## start

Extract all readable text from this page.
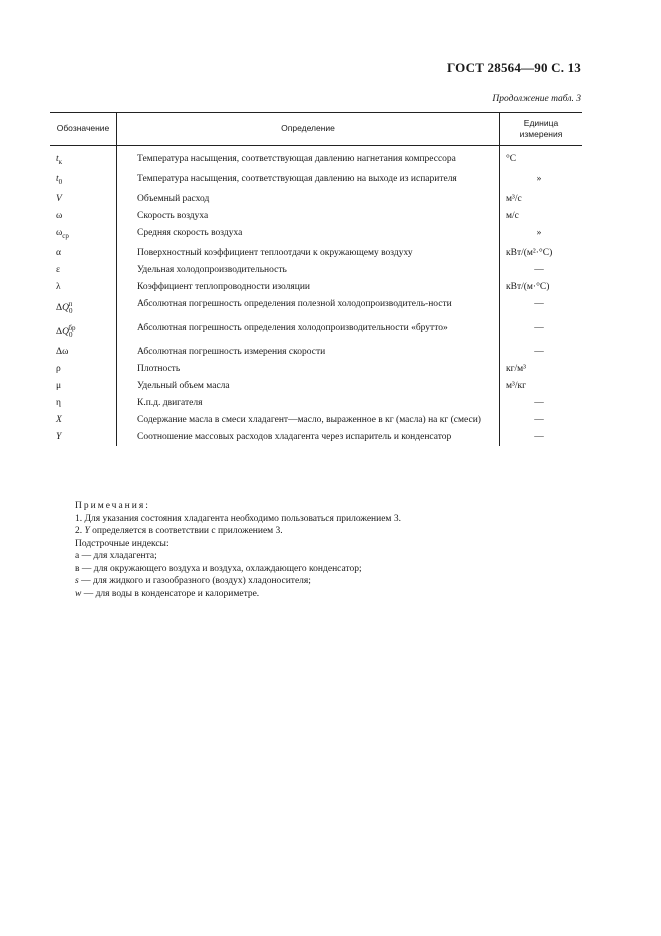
ГОСТ 28564—90 С. 13
Продолжение табл. 3
Обозначение	Определение	Единица измерения
$t_к$	Температура насыщения, соответствующая давлению нагнетания компрессора	°С
$t_0$	Температура насыщения, соответствующая давлению на выходе из испарителя	»
V	Объемный расход	м³/с
ω	Скорость воздуха	м/с
$\omega_{ср}$	Средняя скорость воздуха	»
α	Поверхностный коэффициент теплоотдачи к окружающему воздуху	кВт/(м²·°С)
ε	Удельная холодопроизводительность	—
λ	Коэффициент теплопроводности изоляции	кВт/(м·°С)
$\Delta Q_0^п$	Абсолютная погрешность определения полезной холодопроизводитель-ности	—
$\Delta Q_0^{бр}$	Абсолютная погрешность определения холодопроизводительности «брутто»	—
Δω	Абсолютная погрешность измерения скорости	—
ρ	Плотность	кг/м³
μ	Удельный объем масла	м³/кг
η	К.п.д. двигателя	—
X	Содержание масла в смеси хладагент—масло, выраженное в кг (масла) на кг (смеси)	—
Y	Соотношение массовых расходов хладагента через испаритель и конденсатор	—
Примечания:
1. Для указания состояния хладагента необходимо пользоваться приложением 3.
2. Y определяется в соответствии с приложением 3.
Подстрочные индексы:
а — для хладагента;
в — для окружающего воздуха и воздуха, охлаждающего конденсатор;
s — для жидкого и газообразного (воздух) хладоносителя;
w — для воды в конденсаторе и калориметре.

## end

**Task brief:**
Pictures stay out; reproduce every line of the records exactly.

**Exercise answer:**
Extract all readable text from this page.
ГОСТ 28564—90 С. 13
Продолжение табл. 3
Обозначение	Определение	Единица измерения
$t_к$	Температура насыщения, соответствующая давлению нагнетания компрессора	°С
$t_0$	Температура насыщения, соответствующая давлению на выходе из испарителя	»
V	Объемный расход	м³/с
ω	Скорость воздуха	м/с
$\omega_{ср}$	Средняя скорость воздуха	»
α	Поверхностный коэффициент теплоотдачи к окружающему воздуху	кВт/(м²·°С)
ε	Удельная холодопроизводительность	—
λ	Коэффициент теплопроводности изоляции	кВт/(м·°С)
$\Delta Q_0^п$	Абсолютная погрешность определения полезной холодопроизводитель-ности	—
$\Delta Q_0^{бр}$	Абсолютная погрешность определения холодопроизводительности «брутто»	—
Δω	Абсолютная погрешность измерения скорости	—
ρ	Плотность	кг/м³
μ	Удельный объем масла	м³/кг
η	К.п.д. двигателя	—
X	Содержание масла в смеси хладагент—масло, выраженное в кг (масла) на кг (смеси)	—
Y	Соотношение массовых расходов хладагента через испаритель и конденсатор	—
Примечания:
1. Для указания состояния хладагента необходимо пользоваться приложением 3.
2. Y определяется в соответствии с приложением 3.
Подстрочные индексы:
а — для хладагента;
в — для окружающего воздуха и воздуха, охлаждающего конденсатор;
s — для жидкого и газообразного (воздух) хладоносителя;
w — для воды в конденсаторе и калориметре.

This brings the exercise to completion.